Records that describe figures
━━━

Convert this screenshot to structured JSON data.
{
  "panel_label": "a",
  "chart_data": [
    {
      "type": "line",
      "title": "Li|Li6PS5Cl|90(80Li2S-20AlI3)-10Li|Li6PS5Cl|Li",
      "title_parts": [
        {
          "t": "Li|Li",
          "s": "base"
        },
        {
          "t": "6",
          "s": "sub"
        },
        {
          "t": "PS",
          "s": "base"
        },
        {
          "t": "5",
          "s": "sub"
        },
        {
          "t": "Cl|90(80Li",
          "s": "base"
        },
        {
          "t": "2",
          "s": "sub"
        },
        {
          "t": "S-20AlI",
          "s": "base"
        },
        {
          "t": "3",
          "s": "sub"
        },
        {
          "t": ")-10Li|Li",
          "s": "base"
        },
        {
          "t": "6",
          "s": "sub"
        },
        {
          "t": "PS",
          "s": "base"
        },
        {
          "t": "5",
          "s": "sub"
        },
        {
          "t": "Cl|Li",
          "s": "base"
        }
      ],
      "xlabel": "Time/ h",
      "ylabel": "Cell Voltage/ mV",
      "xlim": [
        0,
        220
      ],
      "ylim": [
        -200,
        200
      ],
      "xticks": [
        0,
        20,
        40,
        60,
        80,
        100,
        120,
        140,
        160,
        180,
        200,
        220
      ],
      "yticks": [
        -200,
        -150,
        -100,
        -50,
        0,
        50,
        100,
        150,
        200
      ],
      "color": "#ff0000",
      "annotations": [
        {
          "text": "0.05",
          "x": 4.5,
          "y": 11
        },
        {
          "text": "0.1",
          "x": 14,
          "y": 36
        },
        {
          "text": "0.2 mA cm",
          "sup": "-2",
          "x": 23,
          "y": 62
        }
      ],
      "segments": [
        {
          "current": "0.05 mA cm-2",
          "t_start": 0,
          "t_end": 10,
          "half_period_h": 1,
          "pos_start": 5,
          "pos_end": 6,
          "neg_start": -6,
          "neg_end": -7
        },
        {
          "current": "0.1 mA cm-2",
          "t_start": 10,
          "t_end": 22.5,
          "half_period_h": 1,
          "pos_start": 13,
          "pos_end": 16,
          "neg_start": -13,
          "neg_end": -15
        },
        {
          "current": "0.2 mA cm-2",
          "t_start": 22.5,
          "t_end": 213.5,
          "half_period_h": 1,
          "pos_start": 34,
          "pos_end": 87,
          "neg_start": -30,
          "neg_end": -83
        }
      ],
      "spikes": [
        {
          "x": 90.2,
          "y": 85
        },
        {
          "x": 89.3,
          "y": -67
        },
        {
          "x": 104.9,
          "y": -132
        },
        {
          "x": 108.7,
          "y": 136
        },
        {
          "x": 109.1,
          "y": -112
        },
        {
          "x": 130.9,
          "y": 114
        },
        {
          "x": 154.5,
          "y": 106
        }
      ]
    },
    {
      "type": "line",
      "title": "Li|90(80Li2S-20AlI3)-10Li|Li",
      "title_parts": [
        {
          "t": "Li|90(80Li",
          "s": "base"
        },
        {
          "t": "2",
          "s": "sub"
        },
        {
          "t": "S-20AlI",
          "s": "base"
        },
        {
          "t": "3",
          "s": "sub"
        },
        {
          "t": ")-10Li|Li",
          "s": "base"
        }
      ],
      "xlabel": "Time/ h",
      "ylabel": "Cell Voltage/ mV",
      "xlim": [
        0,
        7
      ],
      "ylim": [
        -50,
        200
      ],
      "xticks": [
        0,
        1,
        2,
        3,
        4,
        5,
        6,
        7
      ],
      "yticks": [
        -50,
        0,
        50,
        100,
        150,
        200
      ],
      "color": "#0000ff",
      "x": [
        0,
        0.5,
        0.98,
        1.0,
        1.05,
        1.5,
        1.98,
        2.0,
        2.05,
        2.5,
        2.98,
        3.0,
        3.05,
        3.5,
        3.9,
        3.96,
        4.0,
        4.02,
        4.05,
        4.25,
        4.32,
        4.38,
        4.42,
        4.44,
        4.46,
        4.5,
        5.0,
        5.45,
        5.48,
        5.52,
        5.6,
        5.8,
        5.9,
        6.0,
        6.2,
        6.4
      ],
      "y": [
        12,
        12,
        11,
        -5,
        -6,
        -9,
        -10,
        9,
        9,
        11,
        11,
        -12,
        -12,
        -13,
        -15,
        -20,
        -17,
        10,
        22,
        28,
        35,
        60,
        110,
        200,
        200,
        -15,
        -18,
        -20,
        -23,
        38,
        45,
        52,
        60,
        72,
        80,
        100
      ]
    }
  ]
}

━━━

REQUIRED TASK: Your task is to transcribe the listing above in full, exactly as given.

COMPLETED TASK:
Convert this screenshot to structured JSON data.
{
  "panel_label": "a",
  "chart_data": [
    {
      "type": "line",
      "title": "Li|Li6PS5Cl|90(80Li2S-20AlI3)-10Li|Li6PS5Cl|Li",
      "title_parts": [
        {
          "t": "Li|Li",
          "s": "base"
        },
        {
          "t": "6",
          "s": "sub"
        },
        {
          "t": "PS",
          "s": "base"
        },
        {
          "t": "5",
          "s": "sub"
        },
        {
          "t": "Cl|90(80Li",
          "s": "base"
        },
        {
          "t": "2",
          "s": "sub"
        },
        {
          "t": "S-20AlI",
          "s": "base"
        },
        {
          "t": "3",
          "s": "sub"
        },
        {
          "t": ")-10Li|Li",
          "s": "base"
        },
        {
          "t": "6",
          "s": "sub"
        },
        {
          "t": "PS",
          "s": "base"
        },
        {
          "t": "5",
          "s": "sub"
        },
        {
          "t": "Cl|Li",
          "s": "base"
        }
      ],
      "xlabel": "Time/ h",
      "ylabel": "Cell Voltage/ mV",
      "xlim": [
        0,
        220
      ],
      "ylim": [
        -200,
        200
      ],
      "xticks": [
        0,
        20,
        40,
        60,
        80,
        100,
        120,
        140,
        160,
        180,
        200,
        220
      ],
      "yticks": [
        -200,
        -150,
        -100,
        -50,
        0,
        50,
        100,
        150,
        200
      ],
      "color": "#ff0000",
      "annotations": [
        {
          "text": "0.05",
          "x": 4.5,
          "y": 11
        },
        {
          "text": "0.1",
          "x": 14,
          "y": 36
        },
        {
          "text": "0.2 mA cm",
          "sup": "-2",
          "x": 23,
          "y": 62
        }
      ],
      "segments": [
        {
          "current": "0.05 mA cm-2",
          "t_start": 0,
          "t_end": 10,
          "half_period_h": 1,
          "pos_start": 5,
          "pos_end": 6,
          "neg_start": -6,
          "neg_end": -7
        },
        {
          "current": "0.1 mA cm-2",
          "t_start": 10,
          "t_end": 22.5,
          "half_period_h": 1,
          "pos_start": 13,
          "pos_end": 16,
          "neg_start": -13,
          "neg_end": -15
        },
        {
          "current": "0.2 mA cm-2",
          "t_start": 22.5,
          "t_end": 213.5,
          "half_period_h": 1,
          "pos_start": 34,
          "pos_end": 87,
          "neg_start": -30,
          "neg_end": -83
        }
      ],
      "spikes": [
        {
          "x": 90.2,
          "y": 85
        },
        {
          "x": 89.3,
          "y": -67
        },
        {
          "x": 104.9,
          "y": -132
        },
        {
          "x": 108.7,
          "y": 136
        },
        {
          "x": 109.1,
          "y": -112
        },
        {
          "x": 130.9,
          "y": 114
        },
        {
          "x": 154.5,
          "y": 106
        }
      ]
    },
    {
      "type": "line",
      "title": "Li|90(80Li2S-20AlI3)-10Li|Li",
      "title_parts": [
        {
          "t": "Li|90(80Li",
          "s": "base"
        },
        {
          "t": "2",
          "s": "sub"
        },
        {
          "t": "S-20AlI",
          "s": "base"
        },
        {
          "t": "3",
          "s": "sub"
        },
        {
          "t": ")-10Li|Li",
          "s": "base"
        }
      ],
      "xlabel": "Time/ h",
      "ylabel": "Cell Voltage/ mV",
      "xlim": [
        0,
        7
      ],
      "ylim": [
        -50,
        200
      ],
      "xticks": [
        0,
        1,
        2,
        3,
        4,
        5,
        6,
        7
      ],
      "yticks": [
        -50,
        0,
        50,
        100,
        150,
        200
      ],
      "color": "#0000ff",
      "x": [
        0,
        0.5,
        0.98,
        1.0,
        1.05,
        1.5,
        1.98,
        2.0,
        2.05,
        2.5,
        2.98,
        3.0,
        3.05,
        3.5,
        3.9,
        3.96,
        4.0,
        4.02,
        4.05,
        4.25,
        4.32,
        4.38,
        4.42,
        4.44,
        4.46,
        4.5,
        5.0,
        5.45,
        5.48,
        5.52,
        5.6,
        5.8,
        5.9,
        6.0,
        6.2,
        6.4
      ],
      "y": [
        12,
        12,
        11,
        -5,
        -6,
        -9,
        -10,
        9,
        9,
        11,
        11,
        -12,
        -12,
        -13,
        -15,
        -20,
        -17,
        10,
        22,
        28,
        35,
        60,
        110,
        200,
        200,
        -15,
        -18,
        -20,
        -23,
        38,
        45,
        52,
        60,
        72,
        80,
        100
      ]
    }
  ]
}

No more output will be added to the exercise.